## Task statement:
Reproduce every record below exactly as written, leaving out any pictures.

## Given records:

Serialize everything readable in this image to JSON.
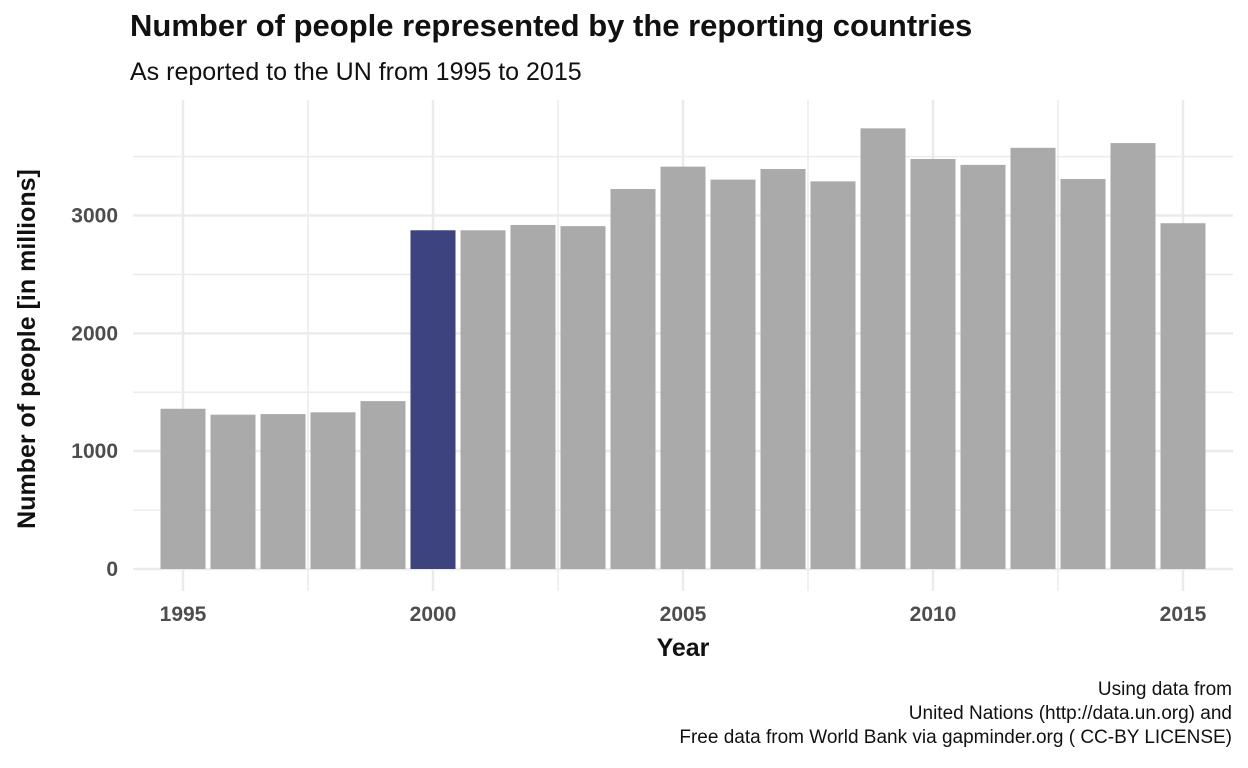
{
  "chart_data": {
    "type": "bar",
    "title": "Number of people represented by the reporting countries",
    "subtitle": "As reported to the UN from 1995 to 2015",
    "xlabel": "Year",
    "ylabel": "Number of people [in millions]",
    "x": [
      1995,
      1996,
      1997,
      1998,
      1999,
      2000,
      2001,
      2002,
      2003,
      2004,
      2005,
      2006,
      2007,
      2008,
      2009,
      2010,
      2011,
      2012,
      2013,
      2014,
      2015
    ],
    "values": [
      1360,
      1310,
      1315,
      1330,
      1425,
      2875,
      2875,
      2920,
      2910,
      3225,
      3415,
      3305,
      3395,
      3290,
      3740,
      3480,
      3430,
      3575,
      3310,
      3615,
      2935
    ],
    "highlight_x": 2000,
    "xticks": [
      1995,
      2000,
      2005,
      2010,
      2015
    ],
    "yticks": [
      0,
      1000,
      2000,
      3000
    ],
    "xlim": [
      1994,
      2016
    ],
    "ylim": [
      0,
      3760
    ],
    "grid": true,
    "legend": "none",
    "colors": {
      "bar": "#aaaaaa",
      "highlight": "#3c437e",
      "grid": "#ebebeb"
    },
    "caption": [
      "Using data from",
      "United Nations (http://data.un.org) and",
      "Free data from World Bank via gapminder.org ( CC-BY LICENSE)"
    ]
  }
}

## Result for this task:
Serialize everything readable in this image to JSON.
{
  "chart_data": {
    "type": "bar",
    "title": "Number of people represented by the reporting countries",
    "subtitle": "As reported to the UN from 1995 to 2015",
    "xlabel": "Year",
    "ylabel": "Number of people [in millions]",
    "x": [
      1995,
      1996,
      1997,
      1998,
      1999,
      2000,
      2001,
      2002,
      2003,
      2004,
      2005,
      2006,
      2007,
      2008,
      2009,
      2010,
      2011,
      2012,
      2013,
      2014,
      2015
    ],
    "values": [
      1360,
      1310,
      1315,
      1330,
      1425,
      2875,
      2875,
      2920,
      2910,
      3225,
      3415,
      3305,
      3395,
      3290,
      3740,
      3480,
      3430,
      3575,
      3310,
      3615,
      2935
    ],
    "highlight_x": 2000,
    "xticks": [
      1995,
      2000,
      2005,
      2010,
      2015
    ],
    "yticks": [
      0,
      1000,
      2000,
      3000
    ],
    "xlim": [
      1994,
      2016
    ],
    "ylim": [
      0,
      3760
    ],
    "grid": true,
    "legend": "none",
    "colors": {
      "bar": "#aaaaaa",
      "highlight": "#3c437e",
      "grid": "#ebebeb"
    },
    "caption": [
      "Using data from",
      "United Nations (http://data.un.org) and",
      "Free data from World Bank via gapminder.org ( CC-BY LICENSE)"
    ]
  }
}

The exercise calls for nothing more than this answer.